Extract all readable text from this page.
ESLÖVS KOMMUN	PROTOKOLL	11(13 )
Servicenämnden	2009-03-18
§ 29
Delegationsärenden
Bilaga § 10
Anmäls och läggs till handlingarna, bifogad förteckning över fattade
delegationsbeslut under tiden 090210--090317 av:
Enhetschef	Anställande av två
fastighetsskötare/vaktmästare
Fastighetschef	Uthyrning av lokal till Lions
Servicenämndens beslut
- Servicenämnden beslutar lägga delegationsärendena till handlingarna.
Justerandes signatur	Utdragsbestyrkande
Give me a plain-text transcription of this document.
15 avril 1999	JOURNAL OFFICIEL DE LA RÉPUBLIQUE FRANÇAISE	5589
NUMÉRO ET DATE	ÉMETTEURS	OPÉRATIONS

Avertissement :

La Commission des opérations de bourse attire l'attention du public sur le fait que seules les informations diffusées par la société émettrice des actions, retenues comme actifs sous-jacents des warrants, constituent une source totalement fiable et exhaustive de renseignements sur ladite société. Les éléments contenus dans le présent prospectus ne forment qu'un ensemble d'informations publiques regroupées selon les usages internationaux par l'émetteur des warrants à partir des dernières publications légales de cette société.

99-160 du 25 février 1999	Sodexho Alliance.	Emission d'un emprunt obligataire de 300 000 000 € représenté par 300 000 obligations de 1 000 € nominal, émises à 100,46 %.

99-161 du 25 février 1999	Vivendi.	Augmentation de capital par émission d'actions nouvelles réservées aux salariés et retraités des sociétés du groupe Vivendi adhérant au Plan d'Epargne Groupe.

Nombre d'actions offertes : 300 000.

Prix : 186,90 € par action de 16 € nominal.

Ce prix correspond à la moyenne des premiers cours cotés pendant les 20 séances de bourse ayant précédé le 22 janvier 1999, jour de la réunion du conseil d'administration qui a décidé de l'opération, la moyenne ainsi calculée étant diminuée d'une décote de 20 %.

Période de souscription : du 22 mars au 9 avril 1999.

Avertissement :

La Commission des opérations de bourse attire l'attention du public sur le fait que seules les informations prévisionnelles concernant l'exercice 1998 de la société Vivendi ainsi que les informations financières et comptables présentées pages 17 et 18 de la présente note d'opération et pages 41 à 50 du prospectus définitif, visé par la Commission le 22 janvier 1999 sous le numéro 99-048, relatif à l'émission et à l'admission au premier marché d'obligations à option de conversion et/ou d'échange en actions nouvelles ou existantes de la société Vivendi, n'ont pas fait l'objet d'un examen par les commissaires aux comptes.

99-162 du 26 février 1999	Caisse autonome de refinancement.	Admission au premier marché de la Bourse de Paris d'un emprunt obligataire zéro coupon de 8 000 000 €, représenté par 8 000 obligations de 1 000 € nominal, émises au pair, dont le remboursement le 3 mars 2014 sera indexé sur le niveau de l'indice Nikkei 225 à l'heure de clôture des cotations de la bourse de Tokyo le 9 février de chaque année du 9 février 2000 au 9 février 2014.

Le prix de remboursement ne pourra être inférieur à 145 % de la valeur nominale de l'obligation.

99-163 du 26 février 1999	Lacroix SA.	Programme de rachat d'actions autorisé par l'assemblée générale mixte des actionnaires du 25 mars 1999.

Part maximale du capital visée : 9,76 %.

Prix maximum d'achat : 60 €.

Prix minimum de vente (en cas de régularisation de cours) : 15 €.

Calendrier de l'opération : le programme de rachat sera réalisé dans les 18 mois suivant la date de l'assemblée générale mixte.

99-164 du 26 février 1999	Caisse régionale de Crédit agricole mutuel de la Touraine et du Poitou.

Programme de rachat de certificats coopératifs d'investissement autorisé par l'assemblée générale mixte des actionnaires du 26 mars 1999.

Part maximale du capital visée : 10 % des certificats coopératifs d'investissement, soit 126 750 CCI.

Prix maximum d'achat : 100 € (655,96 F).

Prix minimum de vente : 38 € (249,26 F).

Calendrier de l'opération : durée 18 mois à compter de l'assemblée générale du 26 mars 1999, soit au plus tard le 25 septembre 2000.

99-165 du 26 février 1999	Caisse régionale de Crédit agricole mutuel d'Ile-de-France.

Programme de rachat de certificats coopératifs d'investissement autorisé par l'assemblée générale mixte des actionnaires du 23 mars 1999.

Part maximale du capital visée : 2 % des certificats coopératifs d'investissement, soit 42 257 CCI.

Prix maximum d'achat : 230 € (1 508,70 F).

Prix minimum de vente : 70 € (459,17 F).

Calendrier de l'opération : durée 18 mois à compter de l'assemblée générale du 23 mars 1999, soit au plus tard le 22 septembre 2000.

________

Copy each line of the listing that holds the word "dans".

La Commission des opérations de bourse attire l'attention du public sur le fait que seules les informations diffusées par la société émettrice des actions, retenues comme actifs sous-jacents des warrants, constituent une source totalement fiable et exhaustive de renseignements sur ladite société. Les éléments contenus dans le présent prospectus ne forment qu'un ensemble d'informations publiques regroupées selon les usages internationaux par l'émetteur des warrants à partir des dernières publications légales de cette société.
Calendrier de l'opération : le programme de rachat sera réalisé dans les 18 mois suivant la date de l'assemblée générale mixte.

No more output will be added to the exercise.